**Source document**
Apr 062010

I’m excited to see the new documentary on The Doors, When You’re Strange, which is playing for free in Philadelphia this Friday night, April 9. My excitement is for a range of reasons, from the fact that it’s directed by Tom DiCillo, who’s first three movies (Living in Oblivion, Box of Moonlight, Johnny Suede) were indie joys for me in the ’90s, to the fact that I like my share of Doors music as well as get a great deal of laughs out of the band’s pretensions and their even more incredibly pretentious diehard fans. I’m sure this film’s narrator, Johnny Depp, for instance, is going to match Ray Manzarek for jive-ass references to “shamen” and other mystical “native” nonsense that no white man who’s not a professor of anthropology should be caught dead talking about.

I’m suspect this film will only perpetrate the mythology around The Doors and Jim Morrison, but I wish more people could see The Door for what they really were, not for what most of their fans wish they could be. For instance:

  • The Doors were a solid psych-pop group with tight production, not groundbreaking avant-garde visionaries!
  • The Doors were a tough, little blues-rock combo, not the house band for the Weimar Republic.
  • Jim Morrison’s lyrics were usually pretty funny and only worked in the context of his committed approach to desiring transcendence within the confines of his solid, little psych-pop/blues-rock combo. He was no American Poet!
  • Jim Morrison’s not alive; he’s dead.

I’m not trying to degrade the work of The Doors. There’s so much to like over the course of their brief career that reasonable rock ‘n roll fans can’t be bothered to hear for what it is for the risk of letting any of the wacko cult-worshipping leak into their lives. I’m trying to uncover the true and meaningful legacy of The Doors. For those Doors fans who use the band as a means for compensating for their empty spiritual lives, get a practicing shaman to guide you!

Is there an artist you wish people could see for what they are, not for what most of their fans wish they could be?


  40 Responses to “Artists You Wish People Could See for What They Are, Not for What Most of Their Fans Wish They Could Be”

  1. BigSteve


  2. misterioso

    Mod, your guidelines for a reasonable approach to The Doors are spot-on. I like the Doors in spite of and sometimes because of their pretensions, but the band’s own pretensions have nothing on those born of the fragile eggshell minds of their more wacked out fans. But I cannot bear any Doors doc that is not straight performance, because the hyper-mythologizing/over-intellectualizing becomes oppressive.

  3. Mr. Moderator

    The Boss is a PERFECT suggestion for this mission.

  4. mockcarr

    You’re never gonna crack “The Boss” conundrum, it’s as thick as the JFK assassination conspiracy, disinformation abounds. After all, it comes from NJ.

  5. mockcarr

    The mythology of Dylan is pretty heavy too, but there’s already been enough discussion of THAT, and I give him a lot of credit for being an unwilling participant most of the time, if he’s not in a bad mood.

  6. neutral milk hotel

  7. pudman13

    The obvious answer is the Grateful Dead, though I must say I’ve always found Doors fans far more offensive than Deadheads. Zappa would be another one, except that for the most part I think he and his fans deserve each other.

    By the way, I hope you meant that Morrison’s lyrics were *unintentionally* funny. That man is the poster boy for why rock musicians shouldn’t prented to be anything other than rock musicians. He makes Patti Smith’s poetry sound good.

**Source material**
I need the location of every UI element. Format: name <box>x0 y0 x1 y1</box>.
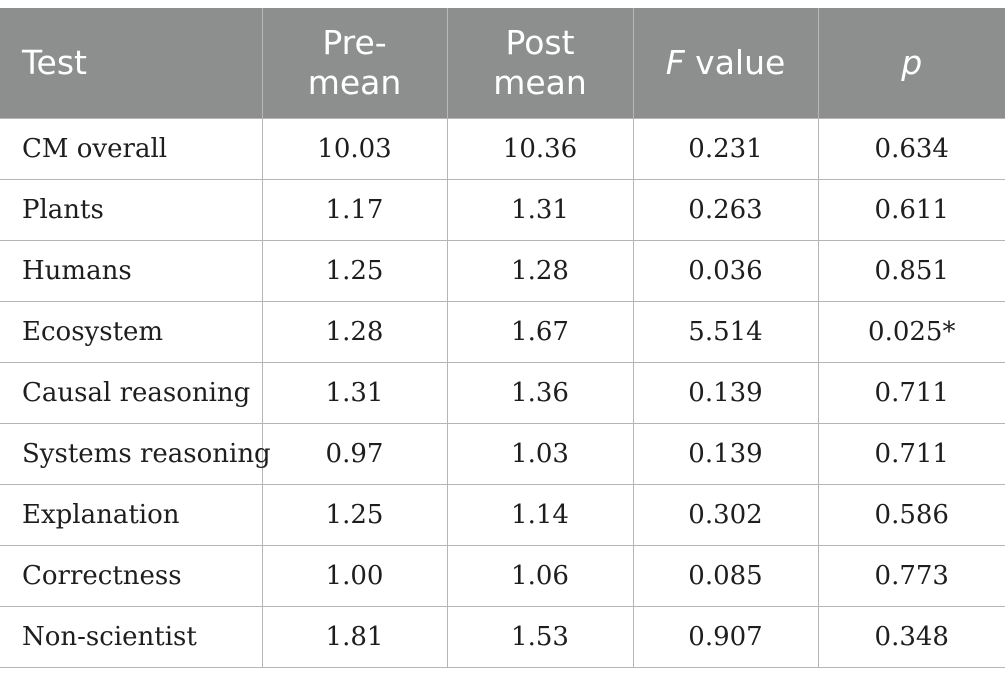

**Your tasks**
[1] According to the post on The Doors documentary, what are the titles of Tom DiCillo's first three movies?
[2] In the post on The Doors documentary, who narrates When You're Strange?

**Expected responses**
[1] Living in Oblivion, Box of Moonlight, Johnny Suede

[2] Johnny Depp